> [Work instruction]: Continue the forum discussion below about building and booting Haiku on the VisionFive2 RISC-V board, picking up right after its final sentence.

Well my “image” is just the compiled environment. None of the bugs have been fixed yet.
You will still need to tell U_Boot how to find the nvme volume. When I get home I will attempt to share my image with you, but you will still need to update the firmware.
If you scroll way up, using Arch Linux is pretty easy to update the firmware on the VisionFive2 following the well written steps.
After that, you’ll need a uart console capable of interacting with the board, I use Minicom from my laptop.
Make sure you rebuild before you upload anything- there’s been several updates over the last few days since you last posted about your success in building it.
I would recommend people learn to build it themselves. It really doesn’t take long on a relaltively decent x86 laptop or desktop - you can build both the tool chain and the Haiku image in less than 20 minutes on an average i7.
Be aware that even if you do get it to boot, you can’t install stuff from Haiku depot so if you’re not willing to type a few commands and get your hands dirty by building your own image, I don’t think Haiku on riscv is for you yet because making it useful currently requires building all your own packages.
The VF2 Haiku images contains next to nothing so no web browser, media players etc. You get Tracker, the Terminal and not much else.
I see your post when you got it to boot has had twice as many likes as mine when I got it to boot before you and also posted the build instructions, presumably because you posted a pic and I didn’t bother.
What we need for an official Haiku repository is a Risc-V machine to build the package. It doesn’t strictly need to be upstreamed, but it should be run by someone fully trusted (this probably mean someone with commit access?) since it will build packages that are hosted by haiku and distributed to all users.
The machine needs to be always on, and connected to the “buildmaster” service that schedules the builds and uploads the packages.
Of course, in the long term we’ll want the machine to run an official release of Haiku, but it doesn’t have to start that way. And it should be possible to do this in a virtual machine as well (it may even be easier to set it up that way?)

> [Information given]:
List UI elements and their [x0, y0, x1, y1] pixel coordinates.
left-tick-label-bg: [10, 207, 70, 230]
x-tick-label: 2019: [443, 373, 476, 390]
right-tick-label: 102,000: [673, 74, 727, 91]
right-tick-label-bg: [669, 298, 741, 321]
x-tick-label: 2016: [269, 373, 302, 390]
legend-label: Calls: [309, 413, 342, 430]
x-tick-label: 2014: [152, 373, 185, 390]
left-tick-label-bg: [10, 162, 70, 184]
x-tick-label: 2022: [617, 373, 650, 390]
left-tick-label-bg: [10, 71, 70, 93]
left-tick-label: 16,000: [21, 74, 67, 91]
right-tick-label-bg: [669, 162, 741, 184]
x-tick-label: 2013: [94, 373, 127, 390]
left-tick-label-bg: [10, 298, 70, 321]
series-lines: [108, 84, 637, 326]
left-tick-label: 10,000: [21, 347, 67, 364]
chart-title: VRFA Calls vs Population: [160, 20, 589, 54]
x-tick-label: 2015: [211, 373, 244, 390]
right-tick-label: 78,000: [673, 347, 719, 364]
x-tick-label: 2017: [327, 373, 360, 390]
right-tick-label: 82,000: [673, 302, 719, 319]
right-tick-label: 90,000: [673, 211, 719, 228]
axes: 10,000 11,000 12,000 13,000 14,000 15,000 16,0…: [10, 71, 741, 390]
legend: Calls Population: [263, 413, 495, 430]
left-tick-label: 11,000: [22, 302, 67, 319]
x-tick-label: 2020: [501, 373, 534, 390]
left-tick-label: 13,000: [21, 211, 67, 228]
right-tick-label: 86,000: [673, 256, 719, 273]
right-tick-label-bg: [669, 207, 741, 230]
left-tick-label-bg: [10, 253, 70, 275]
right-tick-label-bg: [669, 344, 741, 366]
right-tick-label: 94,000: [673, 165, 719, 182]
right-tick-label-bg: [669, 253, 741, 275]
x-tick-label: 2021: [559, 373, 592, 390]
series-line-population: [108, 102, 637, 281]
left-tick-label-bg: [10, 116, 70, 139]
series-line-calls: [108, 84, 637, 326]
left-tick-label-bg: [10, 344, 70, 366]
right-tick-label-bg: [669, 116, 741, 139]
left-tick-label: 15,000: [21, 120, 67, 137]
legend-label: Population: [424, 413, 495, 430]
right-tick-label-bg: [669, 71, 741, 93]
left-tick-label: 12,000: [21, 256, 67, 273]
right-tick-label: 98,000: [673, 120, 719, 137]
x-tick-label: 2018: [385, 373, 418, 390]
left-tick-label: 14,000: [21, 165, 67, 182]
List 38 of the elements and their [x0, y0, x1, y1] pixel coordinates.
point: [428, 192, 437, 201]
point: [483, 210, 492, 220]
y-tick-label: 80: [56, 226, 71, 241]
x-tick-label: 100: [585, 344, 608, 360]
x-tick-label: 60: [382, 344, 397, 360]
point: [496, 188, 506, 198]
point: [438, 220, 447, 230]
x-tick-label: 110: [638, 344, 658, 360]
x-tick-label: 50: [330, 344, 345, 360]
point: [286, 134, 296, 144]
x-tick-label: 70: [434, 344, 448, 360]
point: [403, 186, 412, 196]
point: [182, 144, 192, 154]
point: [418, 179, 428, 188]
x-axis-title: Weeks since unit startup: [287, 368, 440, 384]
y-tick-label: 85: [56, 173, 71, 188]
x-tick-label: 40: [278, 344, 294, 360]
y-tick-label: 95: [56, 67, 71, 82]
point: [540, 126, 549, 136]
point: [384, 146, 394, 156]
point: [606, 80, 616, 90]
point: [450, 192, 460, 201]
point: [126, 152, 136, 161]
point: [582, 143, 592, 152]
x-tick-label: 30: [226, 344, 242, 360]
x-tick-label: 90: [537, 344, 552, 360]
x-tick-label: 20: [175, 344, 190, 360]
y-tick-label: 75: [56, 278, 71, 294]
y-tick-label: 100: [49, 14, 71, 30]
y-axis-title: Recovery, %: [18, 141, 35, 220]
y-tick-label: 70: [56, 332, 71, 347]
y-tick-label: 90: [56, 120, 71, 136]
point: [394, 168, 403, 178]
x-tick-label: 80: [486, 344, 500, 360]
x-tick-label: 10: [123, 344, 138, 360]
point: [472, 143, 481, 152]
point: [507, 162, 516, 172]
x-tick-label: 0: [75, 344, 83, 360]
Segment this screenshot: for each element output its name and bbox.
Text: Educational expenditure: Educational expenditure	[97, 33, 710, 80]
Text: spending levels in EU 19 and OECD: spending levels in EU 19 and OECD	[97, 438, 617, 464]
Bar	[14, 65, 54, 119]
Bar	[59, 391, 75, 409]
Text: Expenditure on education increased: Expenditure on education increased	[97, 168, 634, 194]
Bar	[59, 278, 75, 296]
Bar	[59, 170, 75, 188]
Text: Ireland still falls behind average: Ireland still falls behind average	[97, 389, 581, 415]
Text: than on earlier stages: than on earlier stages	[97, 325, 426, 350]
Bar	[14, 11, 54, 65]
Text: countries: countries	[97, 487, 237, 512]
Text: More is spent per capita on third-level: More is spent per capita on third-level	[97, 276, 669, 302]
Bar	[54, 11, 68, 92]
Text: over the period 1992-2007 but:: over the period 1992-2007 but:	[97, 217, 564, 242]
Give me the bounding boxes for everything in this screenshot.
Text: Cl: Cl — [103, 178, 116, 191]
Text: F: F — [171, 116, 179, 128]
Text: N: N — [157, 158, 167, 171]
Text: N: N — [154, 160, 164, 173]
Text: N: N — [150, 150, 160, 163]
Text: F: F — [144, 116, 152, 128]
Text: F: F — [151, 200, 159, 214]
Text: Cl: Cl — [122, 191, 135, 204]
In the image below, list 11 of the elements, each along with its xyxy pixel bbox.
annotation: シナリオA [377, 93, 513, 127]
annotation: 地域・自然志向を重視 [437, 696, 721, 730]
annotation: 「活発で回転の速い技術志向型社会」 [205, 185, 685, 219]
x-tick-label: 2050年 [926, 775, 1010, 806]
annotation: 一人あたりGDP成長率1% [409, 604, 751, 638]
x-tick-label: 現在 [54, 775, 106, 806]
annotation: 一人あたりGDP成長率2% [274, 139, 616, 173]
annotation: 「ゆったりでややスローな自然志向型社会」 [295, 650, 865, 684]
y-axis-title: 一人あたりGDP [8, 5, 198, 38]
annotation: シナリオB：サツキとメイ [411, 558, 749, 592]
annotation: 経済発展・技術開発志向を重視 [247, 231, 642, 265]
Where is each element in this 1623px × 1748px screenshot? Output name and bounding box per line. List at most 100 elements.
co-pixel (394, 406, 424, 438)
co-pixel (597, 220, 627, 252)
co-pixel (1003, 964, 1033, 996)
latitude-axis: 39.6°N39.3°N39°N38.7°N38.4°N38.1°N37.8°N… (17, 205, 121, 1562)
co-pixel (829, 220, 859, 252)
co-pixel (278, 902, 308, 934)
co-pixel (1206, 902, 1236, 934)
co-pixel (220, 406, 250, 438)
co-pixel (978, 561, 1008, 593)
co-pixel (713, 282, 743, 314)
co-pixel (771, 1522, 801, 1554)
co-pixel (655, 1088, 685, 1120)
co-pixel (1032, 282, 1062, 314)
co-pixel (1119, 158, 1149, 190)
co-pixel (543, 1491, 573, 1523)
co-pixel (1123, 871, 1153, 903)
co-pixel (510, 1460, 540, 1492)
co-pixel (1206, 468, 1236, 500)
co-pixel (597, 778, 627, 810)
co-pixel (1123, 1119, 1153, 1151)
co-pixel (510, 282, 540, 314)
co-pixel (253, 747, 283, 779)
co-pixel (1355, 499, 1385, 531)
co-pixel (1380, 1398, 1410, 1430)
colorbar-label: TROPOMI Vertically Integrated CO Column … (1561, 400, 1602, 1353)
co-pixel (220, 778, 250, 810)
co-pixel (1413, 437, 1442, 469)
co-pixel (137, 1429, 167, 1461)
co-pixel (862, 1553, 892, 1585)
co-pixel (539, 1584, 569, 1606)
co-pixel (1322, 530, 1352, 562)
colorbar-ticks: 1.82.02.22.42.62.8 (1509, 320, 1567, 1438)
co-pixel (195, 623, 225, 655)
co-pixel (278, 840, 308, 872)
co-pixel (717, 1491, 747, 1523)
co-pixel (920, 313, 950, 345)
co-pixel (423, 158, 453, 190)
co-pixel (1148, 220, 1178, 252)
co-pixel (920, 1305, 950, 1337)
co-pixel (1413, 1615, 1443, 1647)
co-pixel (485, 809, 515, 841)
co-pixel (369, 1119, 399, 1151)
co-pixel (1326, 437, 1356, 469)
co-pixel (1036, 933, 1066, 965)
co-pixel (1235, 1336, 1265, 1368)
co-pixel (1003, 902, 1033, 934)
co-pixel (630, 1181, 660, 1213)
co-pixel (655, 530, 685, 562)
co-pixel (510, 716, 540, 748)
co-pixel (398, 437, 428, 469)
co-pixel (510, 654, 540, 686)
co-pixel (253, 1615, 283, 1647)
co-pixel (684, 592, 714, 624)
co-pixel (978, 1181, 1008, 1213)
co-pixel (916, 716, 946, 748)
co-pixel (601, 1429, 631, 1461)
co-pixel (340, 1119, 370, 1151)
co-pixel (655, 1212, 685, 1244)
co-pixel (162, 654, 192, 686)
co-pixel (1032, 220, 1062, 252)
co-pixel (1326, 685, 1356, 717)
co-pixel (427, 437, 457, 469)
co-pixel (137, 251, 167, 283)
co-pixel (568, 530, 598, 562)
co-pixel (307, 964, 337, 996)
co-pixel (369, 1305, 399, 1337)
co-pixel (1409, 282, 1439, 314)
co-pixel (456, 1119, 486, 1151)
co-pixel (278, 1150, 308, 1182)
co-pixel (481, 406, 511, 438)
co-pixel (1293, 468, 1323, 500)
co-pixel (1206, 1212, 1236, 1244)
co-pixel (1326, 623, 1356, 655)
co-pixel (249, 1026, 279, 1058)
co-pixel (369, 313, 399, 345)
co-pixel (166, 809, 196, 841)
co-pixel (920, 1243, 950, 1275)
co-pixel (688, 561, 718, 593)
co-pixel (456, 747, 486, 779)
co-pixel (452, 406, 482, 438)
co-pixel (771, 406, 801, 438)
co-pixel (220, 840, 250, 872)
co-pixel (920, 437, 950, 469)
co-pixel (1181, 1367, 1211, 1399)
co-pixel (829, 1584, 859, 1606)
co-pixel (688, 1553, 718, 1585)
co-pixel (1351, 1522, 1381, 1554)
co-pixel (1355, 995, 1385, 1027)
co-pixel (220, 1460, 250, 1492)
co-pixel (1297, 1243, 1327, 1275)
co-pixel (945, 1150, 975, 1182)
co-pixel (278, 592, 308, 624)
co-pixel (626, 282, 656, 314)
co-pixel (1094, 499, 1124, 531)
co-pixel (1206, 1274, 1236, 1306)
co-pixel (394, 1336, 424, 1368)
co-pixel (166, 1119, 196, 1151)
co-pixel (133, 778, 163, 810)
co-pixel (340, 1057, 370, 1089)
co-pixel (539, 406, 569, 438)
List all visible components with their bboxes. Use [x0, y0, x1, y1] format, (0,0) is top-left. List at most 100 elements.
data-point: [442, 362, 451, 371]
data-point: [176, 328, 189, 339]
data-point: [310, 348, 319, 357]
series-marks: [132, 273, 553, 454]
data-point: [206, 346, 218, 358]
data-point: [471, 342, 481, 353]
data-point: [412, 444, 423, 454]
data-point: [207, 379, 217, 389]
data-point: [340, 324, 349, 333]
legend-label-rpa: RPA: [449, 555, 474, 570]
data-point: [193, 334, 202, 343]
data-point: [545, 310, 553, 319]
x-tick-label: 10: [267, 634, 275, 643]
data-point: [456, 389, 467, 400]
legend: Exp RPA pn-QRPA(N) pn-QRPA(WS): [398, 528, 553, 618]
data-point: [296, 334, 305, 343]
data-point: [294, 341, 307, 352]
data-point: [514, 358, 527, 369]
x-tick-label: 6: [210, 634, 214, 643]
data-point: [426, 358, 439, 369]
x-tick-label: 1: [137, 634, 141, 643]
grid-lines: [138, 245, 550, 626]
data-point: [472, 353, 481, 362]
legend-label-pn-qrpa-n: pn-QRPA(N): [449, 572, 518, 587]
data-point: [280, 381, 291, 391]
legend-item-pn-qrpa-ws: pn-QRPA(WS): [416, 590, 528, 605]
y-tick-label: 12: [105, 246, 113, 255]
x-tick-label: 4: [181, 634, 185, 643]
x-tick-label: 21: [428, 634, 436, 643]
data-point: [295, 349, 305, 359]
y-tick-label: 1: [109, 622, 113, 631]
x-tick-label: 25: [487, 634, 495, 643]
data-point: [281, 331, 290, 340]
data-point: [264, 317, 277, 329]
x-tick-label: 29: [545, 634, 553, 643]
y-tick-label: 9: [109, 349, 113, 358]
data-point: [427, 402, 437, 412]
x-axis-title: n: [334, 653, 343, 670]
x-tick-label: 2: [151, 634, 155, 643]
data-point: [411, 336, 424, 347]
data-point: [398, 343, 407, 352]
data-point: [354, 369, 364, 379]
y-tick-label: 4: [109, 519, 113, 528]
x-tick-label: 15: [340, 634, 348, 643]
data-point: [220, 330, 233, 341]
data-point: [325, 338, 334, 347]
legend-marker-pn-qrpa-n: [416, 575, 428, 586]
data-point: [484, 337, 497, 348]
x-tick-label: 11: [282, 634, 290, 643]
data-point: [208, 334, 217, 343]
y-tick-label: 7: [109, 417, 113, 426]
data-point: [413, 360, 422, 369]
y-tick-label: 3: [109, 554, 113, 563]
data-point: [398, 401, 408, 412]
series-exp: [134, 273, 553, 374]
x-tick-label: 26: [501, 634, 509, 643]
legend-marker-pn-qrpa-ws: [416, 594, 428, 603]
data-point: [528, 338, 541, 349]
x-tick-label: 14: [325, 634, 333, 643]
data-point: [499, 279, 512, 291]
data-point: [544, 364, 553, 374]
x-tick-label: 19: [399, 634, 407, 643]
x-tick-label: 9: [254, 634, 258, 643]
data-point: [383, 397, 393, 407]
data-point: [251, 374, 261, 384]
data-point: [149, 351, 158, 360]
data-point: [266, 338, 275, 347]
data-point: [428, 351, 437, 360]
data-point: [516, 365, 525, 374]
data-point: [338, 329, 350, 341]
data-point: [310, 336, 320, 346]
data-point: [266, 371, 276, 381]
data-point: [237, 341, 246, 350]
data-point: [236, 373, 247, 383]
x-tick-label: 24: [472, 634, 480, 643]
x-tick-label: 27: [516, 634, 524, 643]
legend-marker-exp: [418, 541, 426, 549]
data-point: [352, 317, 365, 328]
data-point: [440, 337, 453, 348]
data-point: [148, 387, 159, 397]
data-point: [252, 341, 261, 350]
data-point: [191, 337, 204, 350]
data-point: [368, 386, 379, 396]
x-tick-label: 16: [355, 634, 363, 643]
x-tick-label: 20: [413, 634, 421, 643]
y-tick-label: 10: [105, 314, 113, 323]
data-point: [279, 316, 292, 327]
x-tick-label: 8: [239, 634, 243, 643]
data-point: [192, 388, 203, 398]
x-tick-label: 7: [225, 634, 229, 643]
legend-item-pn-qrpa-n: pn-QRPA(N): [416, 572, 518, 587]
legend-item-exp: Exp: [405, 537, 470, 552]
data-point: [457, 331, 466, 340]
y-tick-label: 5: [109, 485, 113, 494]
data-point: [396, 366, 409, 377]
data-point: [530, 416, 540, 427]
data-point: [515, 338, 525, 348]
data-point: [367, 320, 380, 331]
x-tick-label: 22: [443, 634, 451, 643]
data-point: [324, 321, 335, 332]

> [Output for this task]:
This is probably not a problem because @kallisti5 already have it. The problem is setup build infrastructure, various HaikuPorter build master things that I know nothing about.
It should be possible to run Haiku riscv64 in QEMU or RVVM with SSH access (SSH packages are compiled) or finally implement proper cross compilation in HaikuPorter.
We’re flat out of space on our infrastructure. It’s a blocker to builders for arm64, riscv64, etc. Moving any of those shared directories to object storage would free up space.
(tldr; this design consideration in buildmaster i’ve been complaining about and raising as an issue for 3-4 years now)
Audio - driver port needed.
Ethernet - driver in-progress
USB - 2.0 used on port Some issues remaining.
Video - FB driver used.
Wireless / BT - No BT. Test compatibles.
I rebuilt Haiku for the VF2 today and the hub issue is still not fixed - you cannot use a USB keyboard and mouse at the same time, along with various other USB issues. USB audio still seems to be broken too.
cocobean: hda audio has nothing to do with the VF2. Either someone writes an audio driver for Haiku or we manage to get USB audio working well enough for playback.
It seems to me that getting proper user interface input working is much more important than testing audio support. While it will be lovely to watch your favorite videos someday, I want to be able to use keyboard and mouse at the same time.
One thing at a time, I think.
Currently building the latest versions for more testing.
@kallisti5 uploaded package binaries needed to build Haiku nightly profile, so it now possible to build Haiku with @nightly-mmc profile. It will have MediaPlayer, Pe, gcc etc…
I must not have cloned the proper directory, or I have something configured incorrectly.
When trying to build @nightly-mmc jam complains about a bunch of packages not being available, and then says Build Profile nightly-mmc not defined. I tried @minimum-mmc with the new "HAIKU_REVISION=hrev57091, but I got the same thing.
Trying to read through the documentation for building from source, I do not really understand what my problem is, except those packages are not on my local machine.